* Work required *
Restate each line of the listing exactly, without carrying over any pictures.

[Dataset records]
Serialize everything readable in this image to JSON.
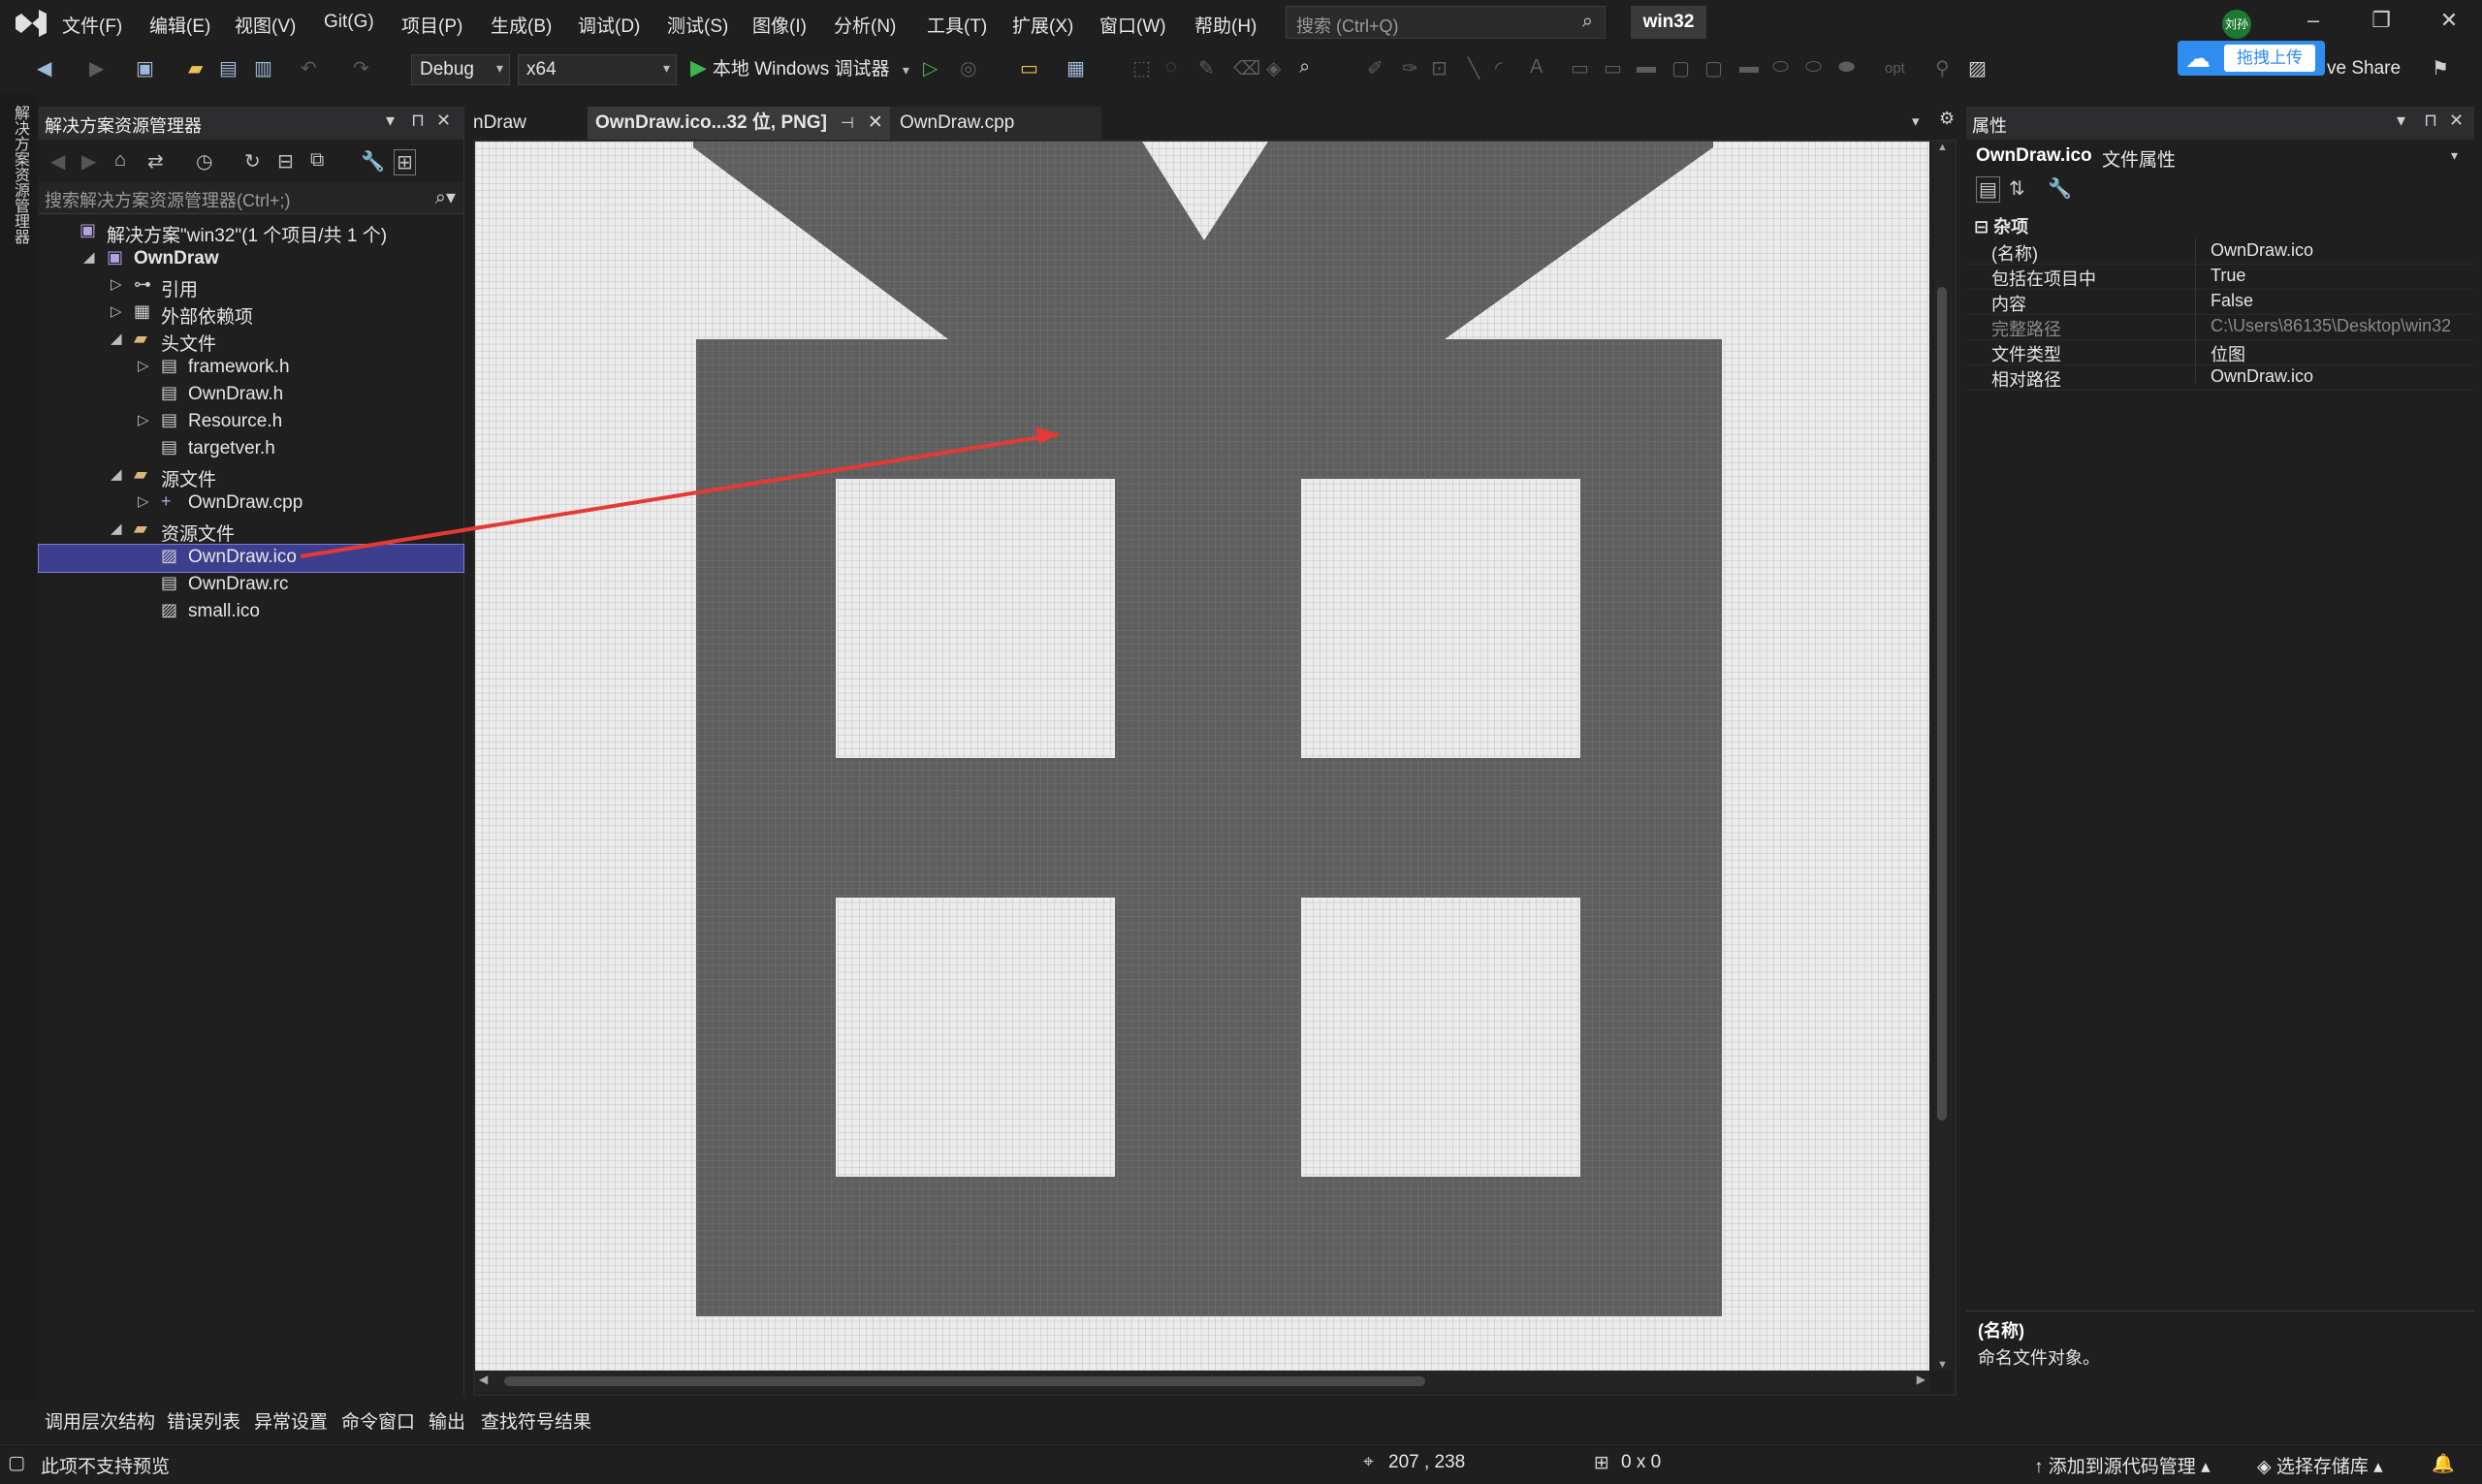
{
  "menu": [
    "文件(F)",
    "编辑(E)",
    "视图(V)",
    "Git(G)",
    "项目(P)",
    "生成(B)",
    "调试(D)",
    "测试(S)",
    "图像(I)",
    "分析(N)",
    "工具(T)",
    "扩展(X)",
    "窗口(W)",
    "帮助(H)"
  ],
  "search": {
    "placeholder": "搜索 (Ctrl+Q)"
  },
  "solution_badge": "win32",
  "user_initials": "刘孙",
  "toolbar": {
    "config": "Debug",
    "platform": "x64",
    "run_label": "本地 Windows 调试器",
    "upload_label": "拖拽上传",
    "liveshare_label": "ve Share",
    "opt_label": "opt"
  },
  "left_vtab": "解决方案资源管理器",
  "solution_explorer": {
    "title": "解决方案资源管理器",
    "search_placeholder": "搜索解决方案资源管理器(Ctrl+;)",
    "tree": [
      {
        "label": "解决方案\"win32\"(1 个项目/共 1 个)",
        "level": 0,
        "arrow": "",
        "icon": "solution-icon"
      },
      {
        "label": "OwnDraw",
        "level": 1,
        "arrow": "expanded",
        "icon": "project-icon",
        "bold": true
      },
      {
        "label": "引用",
        "level": 2,
        "arrow": "collapsed",
        "icon": "references-icon"
      },
      {
        "label": "外部依赖项",
        "level": 2,
        "arrow": "collapsed",
        "icon": "dependencies-icon"
      },
      {
        "label": "头文件",
        "level": 2,
        "arrow": "expanded",
        "icon": "folder-icon"
      },
      {
        "label": "framework.h",
        "level": 3,
        "arrow": "collapsed",
        "icon": "header-file-icon"
      },
      {
        "label": "OwnDraw.h",
        "level": 3,
        "arrow": "",
        "icon": "header-file-icon"
      },
      {
        "label": "Resource.h",
        "level": 3,
        "arrow": "collapsed",
        "icon": "header-file-icon"
      },
      {
        "label": "targetver.h",
        "level": 3,
        "arrow": "",
        "icon": "header-file-icon"
      },
      {
        "label": "源文件",
        "level": 2,
        "arrow": "expanded",
        "icon": "folder-icon"
      },
      {
        "label": "OwnDraw.cpp",
        "level": 3,
        "arrow": "collapsed",
        "icon": "cpp-file-icon"
      },
      {
        "label": "资源文件",
        "level": 2,
        "arrow": "expanded",
        "icon": "folder-icon"
      },
      {
        "label": "OwnDraw.ico",
        "level": 3,
        "arrow": "",
        "icon": "image-file-icon",
        "selected": true
      },
      {
        "label": "OwnDraw.rc",
        "level": 3,
        "arrow": "",
        "icon": "rc-file-icon"
      },
      {
        "label": "small.ico",
        "level": 3,
        "arrow": "",
        "icon": "image-file-icon"
      }
    ]
  },
  "doc_tabs": [
    {
      "label": "nDraw",
      "active": false
    },
    {
      "label": "OwnDraw.ico...32 位, PNG]",
      "active": true
    },
    {
      "label": "OwnDraw.cpp",
      "active": false
    }
  ],
  "properties": {
    "title": "属性",
    "object_name": "OwnDraw.ico",
    "object_type": "文件属性",
    "category": "杂项",
    "rows": [
      {
        "key": "(名称)",
        "value": "OwnDraw.ico",
        "dim": false
      },
      {
        "key": "包括在项目中",
        "value": "True",
        "dim": false
      },
      {
        "key": "内容",
        "value": "False",
        "dim": false
      },
      {
        "key": "完整路径",
        "value": "C:\\Users\\86135\\Desktop\\win32",
        "dim": true
      },
      {
        "key": "文件类型",
        "value": "位图",
        "dim": false
      },
      {
        "key": "相对路径",
        "value": "OwnDraw.ico",
        "dim": false
      }
    ],
    "desc_title": "(名称)",
    "desc_text": "命名文件对象。"
  },
  "bottom_tabs": [
    "调用层次结构",
    "错误列表",
    "异常设置",
    "命令窗口",
    "输出",
    "查找符号结果"
  ],
  "status": {
    "preview": "此项不支持预览",
    "cursor": "207 , 238",
    "selection": "0 x 0",
    "source_control": "添加到源代码管理",
    "repo": "选择存储库"
  },
  "colors": {
    "accent": "#3e3e8f",
    "canvas_light": "#e8e8e8",
    "canvas_dark": "#606060",
    "arrow": "#e53935",
    "run_green": "#3fb34f"
  }
}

* Answer below *
Serialize everything readable in this image to JSON.
{
  "menu": [
    "文件(F)",
    "编辑(E)",
    "视图(V)",
    "Git(G)",
    "项目(P)",
    "生成(B)",
    "调试(D)",
    "测试(S)",
    "图像(I)",
    "分析(N)",
    "工具(T)",
    "扩展(X)",
    "窗口(W)",
    "帮助(H)"
  ],
  "search": {
    "placeholder": "搜索 (Ctrl+Q)"
  },
  "solution_badge": "win32",
  "user_initials": "刘孙",
  "toolbar": {
    "config": "Debug",
    "platform": "x64",
    "run_label": "本地 Windows 调试器",
    "upload_label": "拖拽上传",
    "liveshare_label": "ve Share",
    "opt_label": "opt"
  },
  "left_vtab": "解决方案资源管理器",
  "solution_explorer": {
    "title": "解决方案资源管理器",
    "search_placeholder": "搜索解决方案资源管理器(Ctrl+;)",
    "tree": [
      {
        "label": "解决方案\"win32\"(1 个项目/共 1 个)",
        "level": 0,
        "arrow": "",
        "icon": "solution-icon"
      },
      {
        "label": "OwnDraw",
        "level": 1,
        "arrow": "expanded",
        "icon": "project-icon",
        "bold": true
      },
      {
        "label": "引用",
        "level": 2,
        "arrow": "collapsed",
        "icon": "references-icon"
      },
      {
        "label": "外部依赖项",
        "level": 2,
        "arrow": "collapsed",
        "icon": "dependencies-icon"
      },
      {
        "label": "头文件",
        "level": 2,
        "arrow": "expanded",
        "icon": "folder-icon"
      },
      {
        "label": "framework.h",
        "level": 3,
        "arrow": "collapsed",
        "icon": "header-file-icon"
      },
      {
        "label": "OwnDraw.h",
        "level": 3,
        "arrow": "",
        "icon": "header-file-icon"
      },
      {
        "label": "Resource.h",
        "level": 3,
        "arrow": "collapsed",
        "icon": "header-file-icon"
      },
      {
        "label": "targetver.h",
        "level": 3,
        "arrow": "",
        "icon": "header-file-icon"
      },
      {
        "label": "源文件",
        "level": 2,
        "arrow": "expanded",
        "icon": "folder-icon"
      },
      {
        "label": "OwnDraw.cpp",
        "level": 3,
        "arrow": "collapsed",
        "icon": "cpp-file-icon"
      },
      {
        "label": "资源文件",
        "level": 2,
        "arrow": "expanded",
        "icon": "folder-icon"
      },
      {
        "label": "OwnDraw.ico",
        "level": 3,
        "arrow": "",
        "icon": "image-file-icon",
        "selected": true
      },
      {
        "label": "OwnDraw.rc",
        "level": 3,
        "arrow": "",
        "icon": "rc-file-icon"
      },
      {
        "label": "small.ico",
        "level": 3,
        "arrow": "",
        "icon": "image-file-icon"
      }
    ]
  },
  "doc_tabs": [
    {
      "label": "nDraw",
      "active": false
    },
    {
      "label": "OwnDraw.ico...32 位, PNG]",
      "active": true
    },
    {
      "label": "OwnDraw.cpp",
      "active": false
    }
  ],
  "properties": {
    "title": "属性",
    "object_name": "OwnDraw.ico",
    "object_type": "文件属性",
    "category": "杂项",
    "rows": [
      {
        "key": "(名称)",
        "value": "OwnDraw.ico",
        "dim": false
      },
      {
        "key": "包括在项目中",
        "value": "True",
        "dim": false
      },
      {
        "key": "内容",
        "value": "False",
        "dim": false
      },
      {
        "key": "完整路径",
        "value": "C:\\Users\\86135\\Desktop\\win32",
        "dim": true
      },
      {
        "key": "文件类型",
        "value": "位图",
        "dim": false
      },
      {
        "key": "相对路径",
        "value": "OwnDraw.ico",
        "dim": false
      }
    ],
    "desc_title": "(名称)",
    "desc_text": "命名文件对象。"
  },
  "bottom_tabs": [
    "调用层次结构",
    "错误列表",
    "异常设置",
    "命令窗口",
    "输出",
    "查找符号结果"
  ],
  "status": {
    "preview": "此项不支持预览",
    "cursor": "207 , 238",
    "selection": "0 x 0",
    "source_control": "添加到源代码管理",
    "repo": "选择存储库"
  },
  "colors": {
    "accent": "#3e3e8f",
    "canvas_light": "#e8e8e8",
    "canvas_dark": "#606060",
    "arrow": "#e53935",
    "run_green": "#3fb34f"
  }
}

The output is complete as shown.